──────── Given data ────────

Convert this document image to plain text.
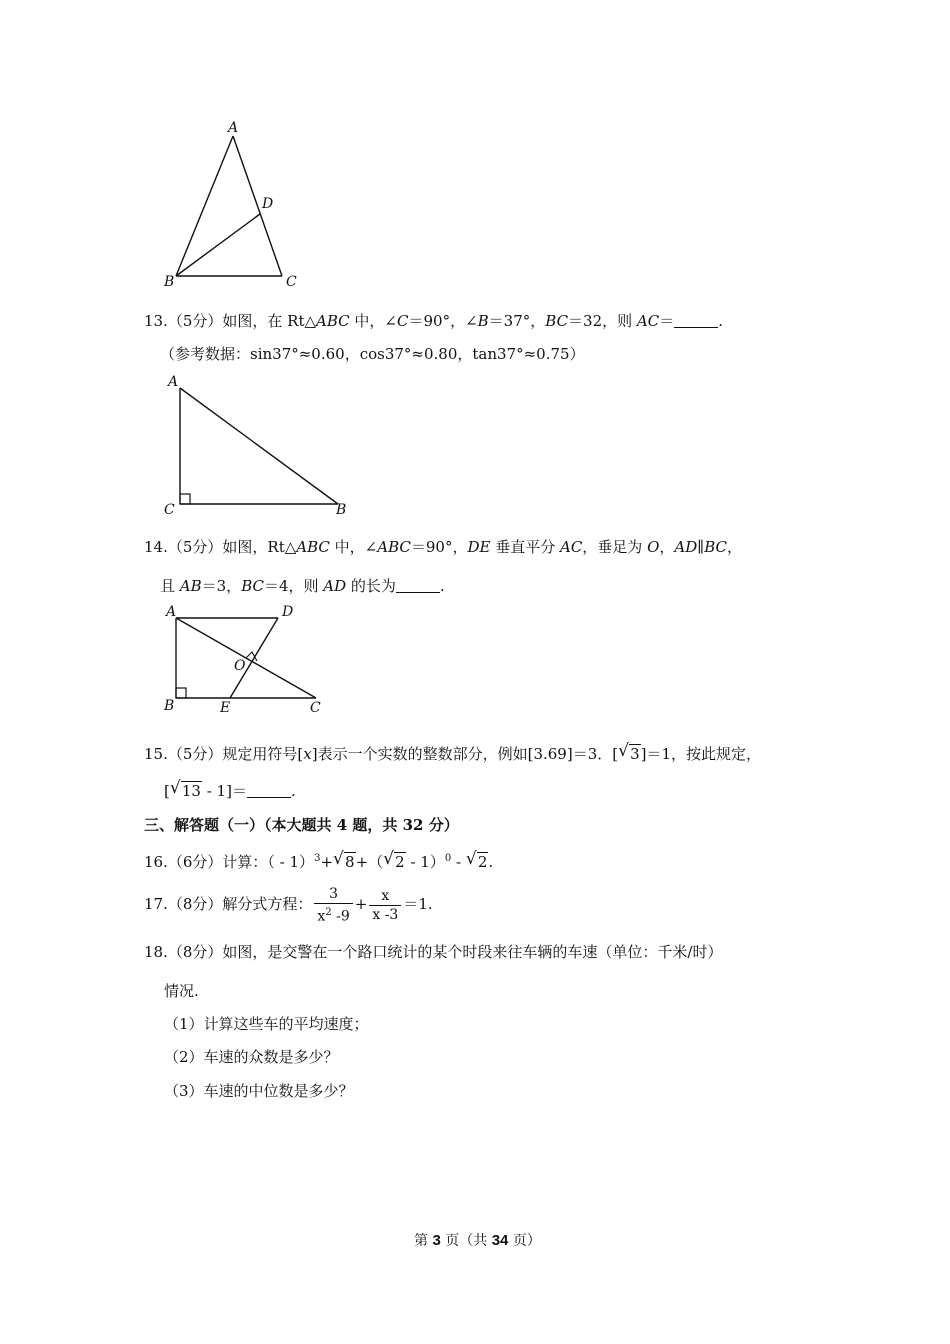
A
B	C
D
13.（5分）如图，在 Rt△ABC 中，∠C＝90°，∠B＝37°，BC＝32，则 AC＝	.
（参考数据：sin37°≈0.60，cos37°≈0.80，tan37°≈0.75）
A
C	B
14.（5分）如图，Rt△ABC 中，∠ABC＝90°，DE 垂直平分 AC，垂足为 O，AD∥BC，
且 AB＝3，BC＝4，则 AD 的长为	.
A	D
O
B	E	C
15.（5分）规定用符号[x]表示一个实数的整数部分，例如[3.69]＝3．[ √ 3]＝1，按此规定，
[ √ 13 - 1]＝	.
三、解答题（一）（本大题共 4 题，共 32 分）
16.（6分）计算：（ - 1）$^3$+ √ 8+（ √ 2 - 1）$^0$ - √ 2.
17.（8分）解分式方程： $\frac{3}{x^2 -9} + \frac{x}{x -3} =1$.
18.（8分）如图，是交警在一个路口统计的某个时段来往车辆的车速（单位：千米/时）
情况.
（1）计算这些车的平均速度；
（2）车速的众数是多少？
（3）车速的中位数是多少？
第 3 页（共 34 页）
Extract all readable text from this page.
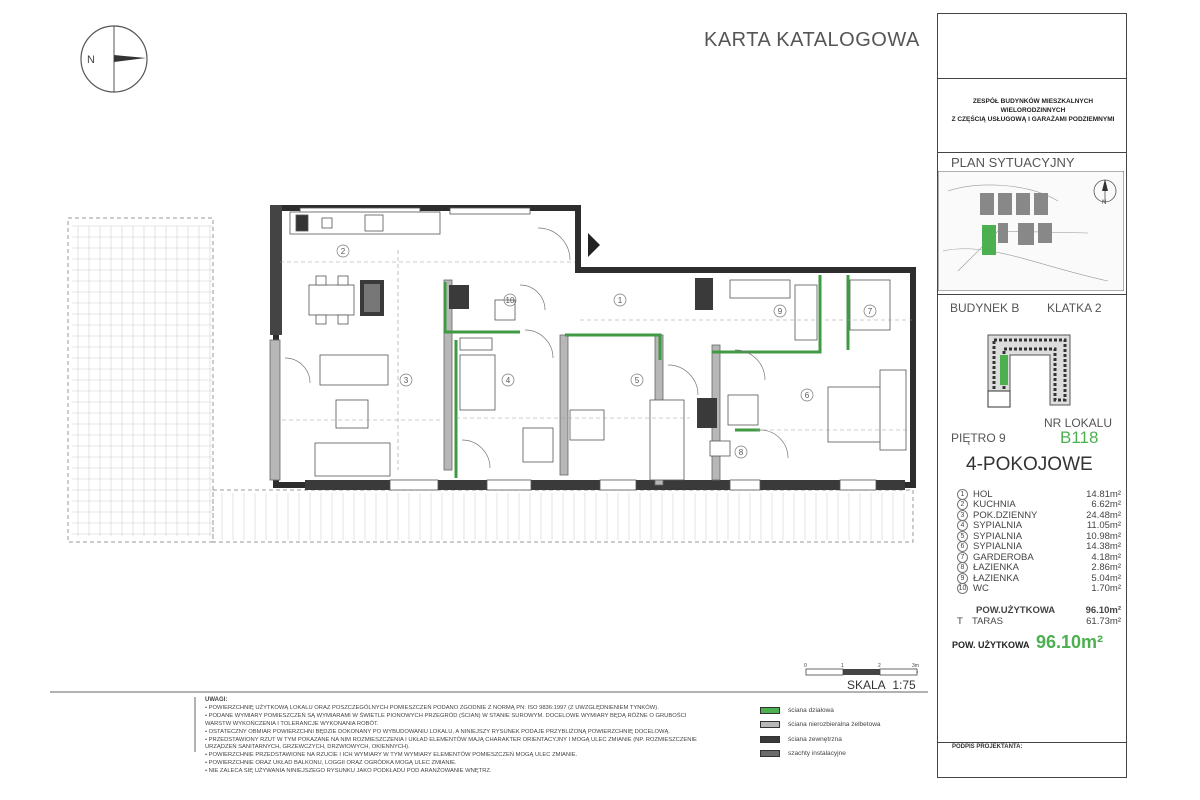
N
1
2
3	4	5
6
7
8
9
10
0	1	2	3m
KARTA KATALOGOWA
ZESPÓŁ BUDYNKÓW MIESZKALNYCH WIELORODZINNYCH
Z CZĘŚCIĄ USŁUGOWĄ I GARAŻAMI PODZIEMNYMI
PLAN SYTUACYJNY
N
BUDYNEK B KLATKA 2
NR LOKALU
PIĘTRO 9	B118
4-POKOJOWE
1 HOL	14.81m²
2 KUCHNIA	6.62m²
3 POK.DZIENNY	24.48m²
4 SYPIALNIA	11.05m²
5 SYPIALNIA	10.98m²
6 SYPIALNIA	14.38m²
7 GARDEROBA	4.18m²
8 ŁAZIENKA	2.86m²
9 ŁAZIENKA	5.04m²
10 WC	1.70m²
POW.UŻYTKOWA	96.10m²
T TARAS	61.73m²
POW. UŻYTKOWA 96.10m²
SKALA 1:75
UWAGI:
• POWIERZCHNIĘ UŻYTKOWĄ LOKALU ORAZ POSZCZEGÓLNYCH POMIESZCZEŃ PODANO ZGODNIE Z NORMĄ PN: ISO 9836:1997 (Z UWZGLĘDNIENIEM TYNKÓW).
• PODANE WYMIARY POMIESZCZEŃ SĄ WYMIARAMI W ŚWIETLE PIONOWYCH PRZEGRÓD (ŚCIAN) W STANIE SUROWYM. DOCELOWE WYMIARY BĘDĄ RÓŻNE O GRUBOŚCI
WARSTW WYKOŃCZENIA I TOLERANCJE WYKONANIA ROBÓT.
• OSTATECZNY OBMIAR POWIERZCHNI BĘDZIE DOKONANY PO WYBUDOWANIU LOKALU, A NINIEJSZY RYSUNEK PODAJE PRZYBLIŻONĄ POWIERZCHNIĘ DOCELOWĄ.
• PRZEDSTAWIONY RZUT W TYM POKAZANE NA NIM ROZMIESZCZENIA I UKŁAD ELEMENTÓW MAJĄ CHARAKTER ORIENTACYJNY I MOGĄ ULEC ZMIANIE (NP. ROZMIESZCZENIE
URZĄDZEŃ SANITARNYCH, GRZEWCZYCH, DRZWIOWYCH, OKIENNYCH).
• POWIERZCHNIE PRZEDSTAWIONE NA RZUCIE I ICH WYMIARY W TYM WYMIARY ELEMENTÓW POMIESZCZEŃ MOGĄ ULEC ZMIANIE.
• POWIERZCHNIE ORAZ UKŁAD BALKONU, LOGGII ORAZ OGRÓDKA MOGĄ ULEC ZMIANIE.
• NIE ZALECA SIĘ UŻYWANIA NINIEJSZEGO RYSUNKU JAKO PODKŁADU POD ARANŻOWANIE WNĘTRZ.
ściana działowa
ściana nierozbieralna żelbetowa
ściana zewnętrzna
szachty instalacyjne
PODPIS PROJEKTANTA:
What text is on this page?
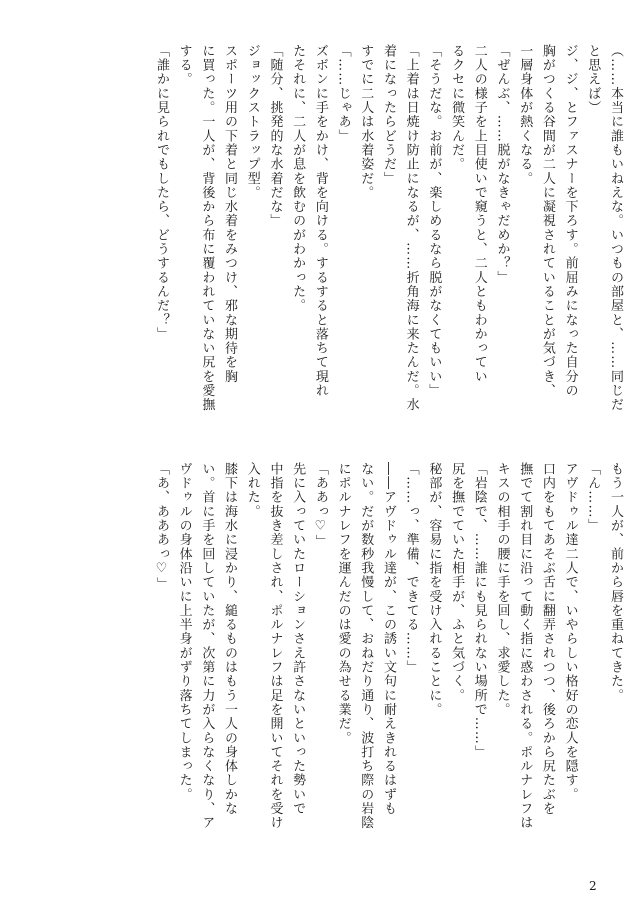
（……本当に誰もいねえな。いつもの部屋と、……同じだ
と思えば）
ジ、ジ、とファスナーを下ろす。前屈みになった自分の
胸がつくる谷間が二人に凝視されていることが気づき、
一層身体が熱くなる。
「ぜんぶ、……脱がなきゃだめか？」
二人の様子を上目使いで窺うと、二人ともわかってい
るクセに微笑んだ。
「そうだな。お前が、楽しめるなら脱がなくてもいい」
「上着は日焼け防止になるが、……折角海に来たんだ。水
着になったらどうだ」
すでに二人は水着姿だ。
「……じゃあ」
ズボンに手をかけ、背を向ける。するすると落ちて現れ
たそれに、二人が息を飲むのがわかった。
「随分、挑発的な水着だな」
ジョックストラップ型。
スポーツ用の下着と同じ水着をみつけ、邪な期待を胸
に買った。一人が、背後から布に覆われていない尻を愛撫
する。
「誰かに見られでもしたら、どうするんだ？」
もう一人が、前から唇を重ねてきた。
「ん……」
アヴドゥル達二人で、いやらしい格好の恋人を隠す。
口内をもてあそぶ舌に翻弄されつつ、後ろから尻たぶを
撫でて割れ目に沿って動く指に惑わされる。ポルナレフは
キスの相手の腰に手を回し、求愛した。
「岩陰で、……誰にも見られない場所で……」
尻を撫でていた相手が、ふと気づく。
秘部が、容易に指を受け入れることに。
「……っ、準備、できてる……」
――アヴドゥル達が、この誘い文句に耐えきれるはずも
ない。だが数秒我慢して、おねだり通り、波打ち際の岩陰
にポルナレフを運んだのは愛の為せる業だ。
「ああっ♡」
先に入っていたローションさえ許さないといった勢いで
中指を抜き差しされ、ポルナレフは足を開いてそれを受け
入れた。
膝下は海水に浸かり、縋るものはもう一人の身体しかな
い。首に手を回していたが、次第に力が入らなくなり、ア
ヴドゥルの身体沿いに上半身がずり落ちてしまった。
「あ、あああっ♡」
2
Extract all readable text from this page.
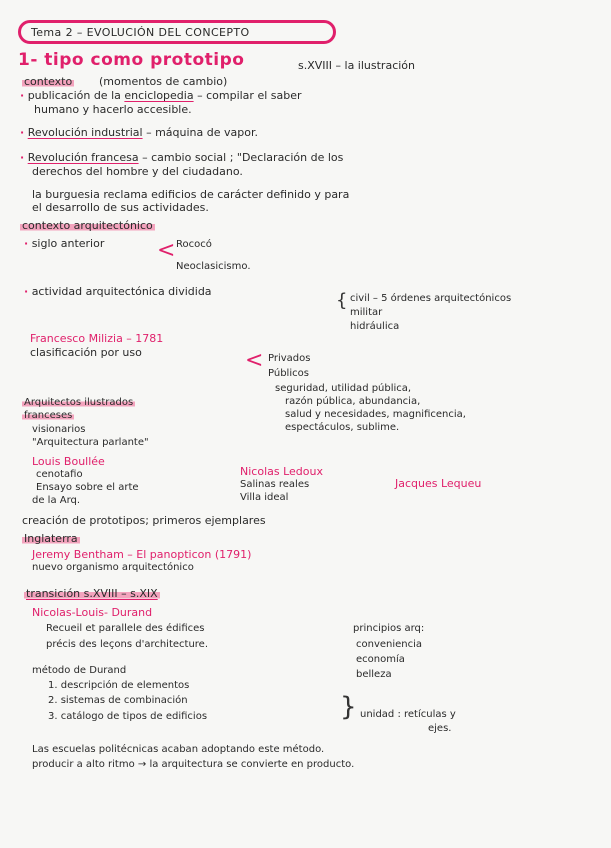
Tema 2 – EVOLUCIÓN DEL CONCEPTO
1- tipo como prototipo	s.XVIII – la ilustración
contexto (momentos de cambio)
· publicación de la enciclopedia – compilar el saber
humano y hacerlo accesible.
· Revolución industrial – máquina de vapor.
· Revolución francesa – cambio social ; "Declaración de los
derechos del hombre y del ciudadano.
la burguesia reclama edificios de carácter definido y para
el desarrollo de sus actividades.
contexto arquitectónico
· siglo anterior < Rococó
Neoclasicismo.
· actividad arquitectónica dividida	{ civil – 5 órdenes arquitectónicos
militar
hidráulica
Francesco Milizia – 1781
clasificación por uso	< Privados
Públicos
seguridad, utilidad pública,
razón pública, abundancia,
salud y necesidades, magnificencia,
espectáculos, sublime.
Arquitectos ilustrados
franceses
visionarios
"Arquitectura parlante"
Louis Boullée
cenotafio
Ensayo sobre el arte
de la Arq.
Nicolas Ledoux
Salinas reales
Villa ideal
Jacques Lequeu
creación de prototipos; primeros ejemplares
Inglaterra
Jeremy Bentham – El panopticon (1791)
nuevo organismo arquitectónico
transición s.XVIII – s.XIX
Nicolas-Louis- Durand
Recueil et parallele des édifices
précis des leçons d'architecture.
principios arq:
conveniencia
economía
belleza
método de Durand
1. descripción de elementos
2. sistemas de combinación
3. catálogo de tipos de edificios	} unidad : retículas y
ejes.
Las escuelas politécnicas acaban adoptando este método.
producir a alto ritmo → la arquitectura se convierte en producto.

────────

§ **Task description**
Write out every line of the data that holds the word "pública".

§ **Response to the exercise**
seguridad, utilidad pública,
razón pública, abundancia,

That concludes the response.